(GIVEN INFORMATION)

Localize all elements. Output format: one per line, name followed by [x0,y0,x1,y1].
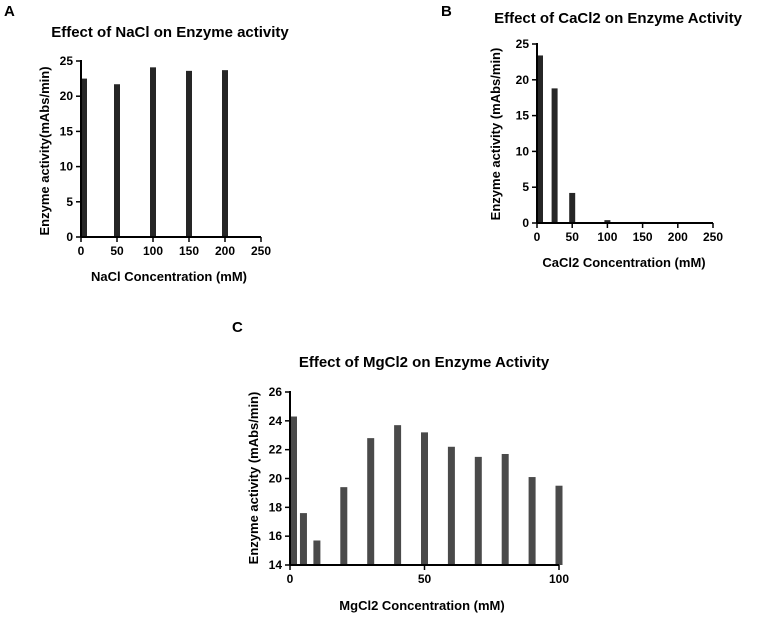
bar [290,416,297,565]
y-axis-label: Enzyme activity(mAbs/min) [37,66,52,235]
bar [114,84,120,237]
panel-letter: A [4,3,15,20]
axes: 14 16 18 20 22 24 26 0 50 100 [269,385,570,586]
x-tick-label: 50 [566,230,580,244]
bar [569,192,576,223]
y-tick-label: 0 [522,216,529,230]
chart-title: Effect of CaCl2 on Enzyme Activity [494,10,742,27]
bars [290,416,563,566]
bar [186,70,192,237]
bar [604,220,611,223]
chart-title: Effect of MgCl2 on Enzyme Activity [299,354,550,371]
bar [313,540,321,565]
x-tick-label: 0 [534,230,541,244]
x-tick-label: 100 [549,572,569,586]
y-tick-label: 14 [269,558,283,572]
x-axis-label: NaCl Concentration (mM) [91,269,247,284]
bar [474,456,482,566]
x-tick-label: 150 [633,230,653,244]
bar [222,70,228,238]
bar [528,477,536,565]
panel-letter: C [232,319,243,336]
x-tick-label: 150 [179,244,199,258]
x-tick-label: 250 [703,230,723,244]
bar [501,453,509,565]
y-tick-label: 24 [269,414,283,428]
y-tick-label: 16 [269,529,283,543]
y-tick-label: 10 [60,160,74,174]
x-tick-label: 100 [143,244,163,258]
bar [555,485,563,565]
y-tick-label: 20 [516,73,530,87]
bar [299,513,307,565]
y-tick-label: 20 [269,472,283,486]
y-tick-label: 20 [60,89,74,103]
y-tick-label: 5 [66,195,73,209]
x-tick-label: 0 [78,244,85,258]
panel-letter: B [441,3,452,20]
y-axis-label: Enzyme activity (mAbs/min) [488,48,503,221]
y-tick-label: 18 [269,500,283,514]
y-tick-label: 5 [522,180,529,194]
bar [367,438,375,565]
bar [150,67,156,237]
y-tick-label: 15 [60,124,74,138]
bar [340,487,348,565]
y-tick-label: 22 [269,443,283,457]
y-tick-label: 26 [269,385,283,399]
bar [537,55,543,224]
bar [394,425,402,565]
panel-a: A Effect of NaCl on Enzyme activity NaCl… [4,3,289,284]
x-tick-label: 50 [418,572,432,586]
x-tick-label: 50 [110,244,124,258]
y-axis-label: Enzyme activity (mAbs/min) [246,392,261,565]
bars [537,55,681,224]
x-tick-label: 200 [668,230,688,244]
y-tick-label: 0 [66,230,73,244]
y-tick-label: 10 [516,144,530,158]
panel-c: C Effect of MgCl2 on Enzyme Activity MgC… [232,319,569,613]
x-tick-label: 200 [215,244,235,258]
x-axis-label: MgCl2 Concentration (mM) [339,598,504,613]
bar [81,78,87,237]
x-tick-label: 0 [287,572,294,586]
y-tick-label: 25 [60,54,74,68]
bar [421,432,428,565]
x-axis-label: CaCl2 Concentration (mM) [542,255,705,270]
bar [447,446,455,565]
bars [81,67,228,238]
y-tick-label: 15 [516,109,530,123]
bar [551,88,558,223]
chart-title: Effect of NaCl on Enzyme activity [51,24,289,41]
panel-b: B Effect of CaCl2 on Enzyme Activity CaC… [441,3,743,270]
x-tick-label: 100 [597,230,617,244]
x-tick-label: 250 [251,244,271,258]
y-tick-label: 25 [516,37,530,51]
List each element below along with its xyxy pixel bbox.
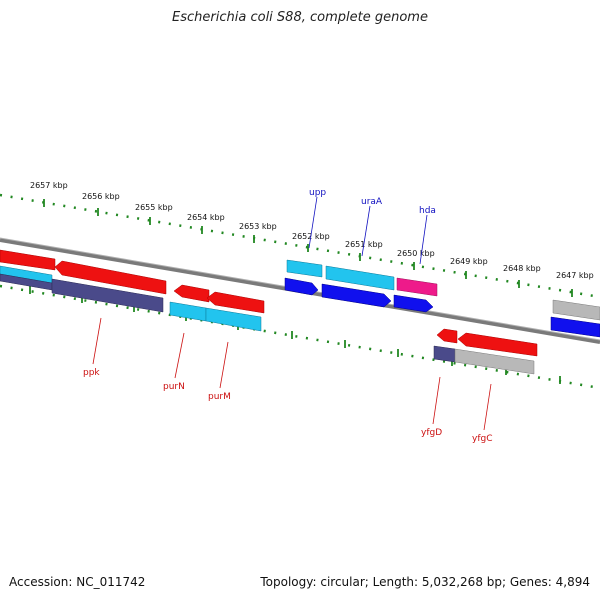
kbp-label: 2654 kbp (187, 213, 225, 222)
kbp-label: 2655 kbp (135, 203, 173, 212)
gene-label-uraA: uraA (361, 197, 383, 207)
kbp-label: 2649 kbp (450, 257, 488, 266)
yfgD-leader-line (432, 376, 441, 425)
gene-yfgD[interactable] (433, 345, 456, 363)
gene-block-red[interactable] (0, 249, 56, 271)
gene-red-arrow-long[interactable] (457, 332, 538, 357)
gene-hda[interactable] (396, 277, 438, 297)
kbp-label: 2657 kbp (30, 181, 68, 190)
gene-label-purN: purN (163, 382, 185, 392)
accession-label: Accession: NC_011742 (9, 575, 146, 589)
ppk-leader-line (92, 317, 102, 365)
genome-summary: Topology: circular; Length: 5,032,268 bp… (260, 575, 590, 589)
gene-purN[interactable] (169, 301, 207, 322)
gene-label-yfgC: yfgC (472, 434, 493, 444)
gene-blue-arrow[interactable] (321, 283, 392, 308)
upp-leader-line (308, 196, 318, 249)
kbp-label: 2656 kbp (82, 192, 120, 201)
kbp-label: 2648 kbp (503, 264, 541, 273)
gene-red-arrow-tiny[interactable] (436, 328, 458, 344)
gene-upp[interactable] (286, 259, 323, 278)
kbp-label: 2653 kbp (239, 222, 277, 231)
hda-leader-line (419, 214, 428, 265)
purM-leader-line (219, 341, 229, 389)
kbp-label: 2650 kbp (397, 249, 435, 258)
purN-leader-line (174, 332, 185, 379)
yfgC-leader-line (483, 383, 492, 431)
kbp-label: 2647 kbp (556, 271, 594, 280)
genome-title: Escherichia coli S88, complete genome (172, 10, 428, 25)
gene-purM[interactable] (205, 307, 262, 332)
gene-blue-edge[interactable] (550, 316, 600, 338)
upper-scale-ticks (43, 199, 573, 297)
gene-red-arrow[interactable] (206, 291, 265, 314)
gene-gray-edge[interactable] (552, 299, 600, 321)
gene-label-ppk: ppk (83, 368, 100, 378)
gene-red-arrow-small[interactable] (173, 284, 210, 303)
gene-label-hda: hda (419, 206, 436, 216)
gene-ppk-upper[interactable] (54, 260, 167, 295)
gene-ppk[interactable] (51, 278, 164, 313)
gene-blue-arrow-small[interactable] (284, 277, 319, 296)
gene-label-yfgD: yfgD (421, 428, 442, 438)
gene-blue-arrow-right[interactable] (393, 294, 434, 313)
gene-label-purM: purM (208, 392, 231, 402)
uraA-leader-line (361, 205, 371, 257)
gene-label-upp: upp (309, 188, 326, 198)
gene-uraA[interactable] (325, 265, 395, 291)
gene-yfgC[interactable] (454, 348, 535, 375)
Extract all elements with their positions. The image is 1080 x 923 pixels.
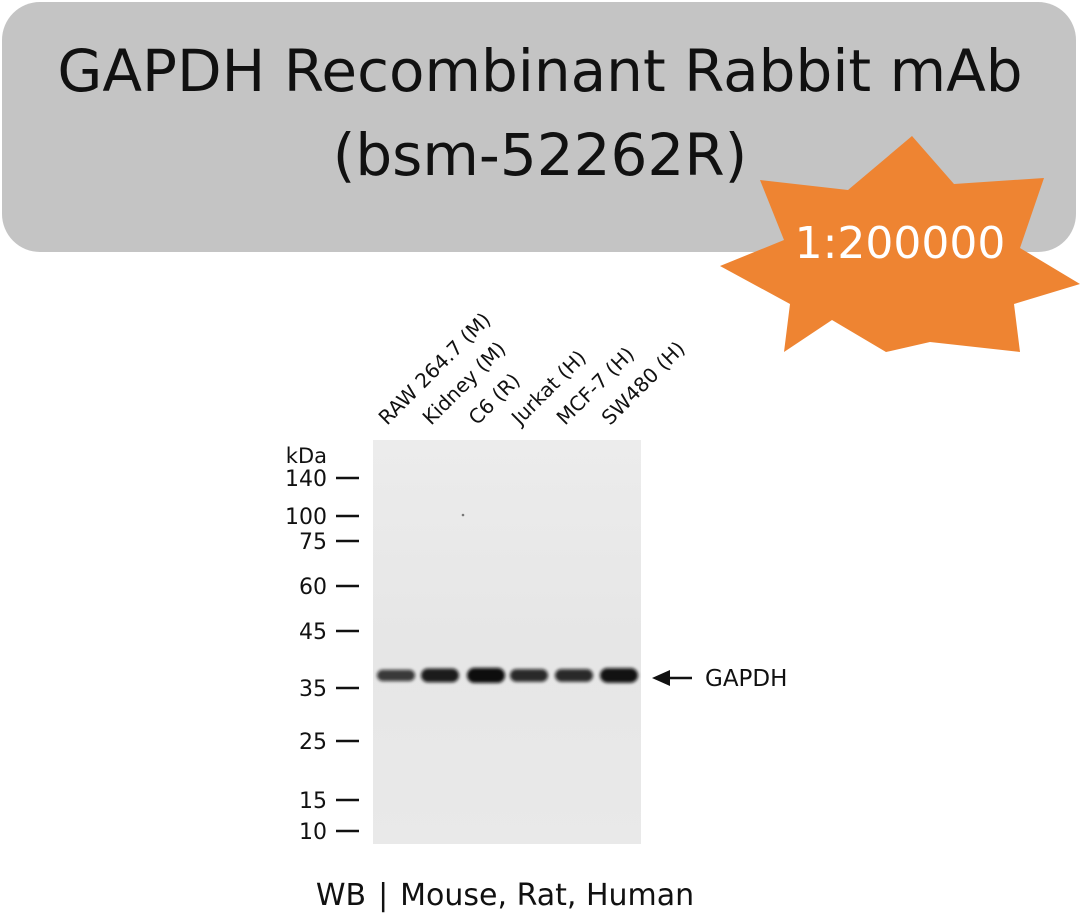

(End GIVEN INFORMATION)

- _ASSIGNMENT_: Pictures must not appear in the copy, and every record must be restated word for word.

- _REPLY_:
Localize all elements. Output format: one per line, name followed by [x0,y0,x1,y1].
bar [290,416,297,565]
y-axis-label: Enzyme activity(mAbs/min) [37,66,52,235]
bar [114,84,120,237]
panel-letter: A [4,3,15,20]
axes: 14 16 18 20 22 24 26 0 50 100 [269,385,570,586]
x-tick-label: 50 [566,230,580,244]
bar [569,192,576,223]
y-tick-label: 0 [522,216,529,230]
chart-title: Effect of CaCl2 on Enzyme Activity [494,10,742,27]
bars [290,416,563,566]
bar [186,70,192,237]
bar [604,220,611,223]
chart-title: Effect of MgCl2 on Enzyme Activity [299,354,550,371]
bar [313,540,321,565]
x-tick-label: 0 [534,230,541,244]
x-tick-label: 100 [549,572,569,586]
y-tick-label: 14 [269,558,283,572]
x-axis-label: NaCl Concentration (mM) [91,269,247,284]
bar [474,456,482,566]
x-tick-label: 150 [633,230,653,244]
bar [222,70,228,238]
bar [528,477,536,565]
panel-letter: C [232,319,243,336]
x-tick-label: 150 [179,244,199,258]
x-tick-label: 250 [703,230,723,244]
bar [501,453,509,565]
y-tick-label: 24 [269,414,283,428]
y-tick-label: 16 [269,529,283,543]
y-tick-label: 10 [60,160,74,174]
x-tick-label: 100 [143,244,163,258]
bar [555,485,563,565]
y-tick-label: 20 [516,73,530,87]
bar [299,513,307,565]
y-tick-label: 20 [269,472,283,486]
y-tick-label: 20 [60,89,74,103]
y-tick-label: 5 [66,195,73,209]
x-tick-label: 0 [78,244,85,258]
panel-letter: B [441,3,452,20]
y-axis-label: Enzyme activity (mAbs/min) [488,48,503,221]
y-tick-label: 18 [269,500,283,514]
y-tick-label: 5 [522,180,529,194]
bar [367,438,375,565]
bar [150,67,156,237]
y-tick-label: 15 [60,124,74,138]
bar [340,487,348,565]
y-tick-label: 22 [269,443,283,457]
y-tick-label: 26 [269,385,283,399]
bar [537,55,543,224]
bar [394,425,402,565]
panel-a: A Effect of NaCl on Enzyme activity NaCl… [4,3,289,284]
x-tick-label: 50 [418,572,432,586]
x-tick-label: 50 [110,244,124,258]
y-axis-label: Enzyme activity (mAbs/min) [246,392,261,565]
bars [537,55,681,224]
x-tick-label: 200 [668,230,688,244]
y-tick-label: 0 [66,230,73,244]
y-tick-label: 10 [516,144,530,158]
panel-c: C Effect of MgCl2 on Enzyme Activity MgC… [232,319,569,613]
x-tick-label: 200 [215,244,235,258]
x-axis-label: MgCl2 Concentration (mM) [339,598,504,613]
bar [81,78,87,237]
x-tick-label: 0 [287,572,294,586]
y-tick-label: 25 [60,54,74,68]
bar [421,432,428,565]
x-axis-label: CaCl2 Concentration (mM) [542,255,705,270]
bar [447,446,455,565]
bars [81,67,228,238]
y-tick-label: 15 [516,109,530,123]
bar [551,88,558,223]
chart-title: Effect of NaCl on Enzyme activity [51,24,289,41]
panel-b: B Effect of CaCl2 on Enzyme Activity CaC… [441,3,743,270]
x-tick-label: 100 [597,230,617,244]
x-tick-label: 250 [251,244,271,258]
y-tick-label: 25 [516,37,530,51]
List each element below along with its xyxy pixel bbox.
kbp-label: 2654 kbp (187, 213, 225, 222)
kbp-label: 2655 kbp (135, 203, 173, 212)
gene-label-uraA: uraA (361, 197, 383, 207)
kbp-label: 2649 kbp (450, 257, 488, 266)
yfgD-leader-line (432, 376, 441, 425)
gene-yfgD[interactable] (433, 345, 456, 363)
gene-block-red[interactable] (0, 249, 56, 271)
gene-red-arrow-long[interactable] (457, 332, 538, 357)
gene-hda[interactable] (396, 277, 438, 297)
kbp-label: 2657 kbp (30, 181, 68, 190)
gene-label-purN: purN (163, 382, 185, 392)
accession-label: Accession: NC_011742 (9, 575, 146, 589)
ppk-leader-line (92, 317, 102, 365)
genome-summary: Topology: circular; Length: 5,032,268 bp… (260, 575, 590, 589)
gene-purN[interactable] (169, 301, 207, 322)
gene-label-yfgC: yfgC (472, 434, 493, 444)
gene-blue-arrow[interactable] (321, 283, 392, 308)
upp-leader-line (308, 196, 318, 249)
kbp-label: 2656 kbp (82, 192, 120, 201)
kbp-label: 2648 kbp (503, 264, 541, 273)
gene-red-arrow-tiny[interactable] (436, 328, 458, 344)
gene-upp[interactable] (286, 259, 323, 278)
kbp-label: 2653 kbp (239, 222, 277, 231)
hda-leader-line (419, 214, 428, 265)
purM-leader-line (219, 341, 229, 389)
kbp-label: 2650 kbp (397, 249, 435, 258)
purN-leader-line (174, 332, 185, 379)
yfgC-leader-line (483, 383, 492, 431)
kbp-label: 2647 kbp (556, 271, 594, 280)
genome-title: Escherichia coli S88, complete genome (172, 10, 428, 25)
gene-purM[interactable] (205, 307, 262, 332)
gene-blue-edge[interactable] (550, 316, 600, 338)
upper-scale-ticks (43, 199, 573, 297)
gene-red-arrow[interactable] (206, 291, 265, 314)
gene-gray-edge[interactable] (552, 299, 600, 321)
gene-label-ppk: ppk (83, 368, 100, 378)
gene-red-arrow-small[interactable] (173, 284, 210, 303)
gene-label-hda: hda (419, 206, 436, 216)
gene-ppk-upper[interactable] (54, 260, 167, 295)
gene-ppk[interactable] (51, 278, 164, 313)
gene-blue-arrow-small[interactable] (284, 277, 319, 296)
gene-label-yfgD: yfgD (421, 428, 442, 438)
gene-blue-arrow-right[interactable] (393, 294, 434, 313)
gene-label-purM: purM (208, 392, 231, 402)
uraA-leader-line (361, 205, 371, 257)
gene-label-upp: upp (309, 188, 326, 198)
gene-uraA[interactable] (325, 265, 395, 291)
gene-yfgC[interactable] (454, 348, 535, 375)
Extract all elements with their positions. The image is 1080 x 923 pixels.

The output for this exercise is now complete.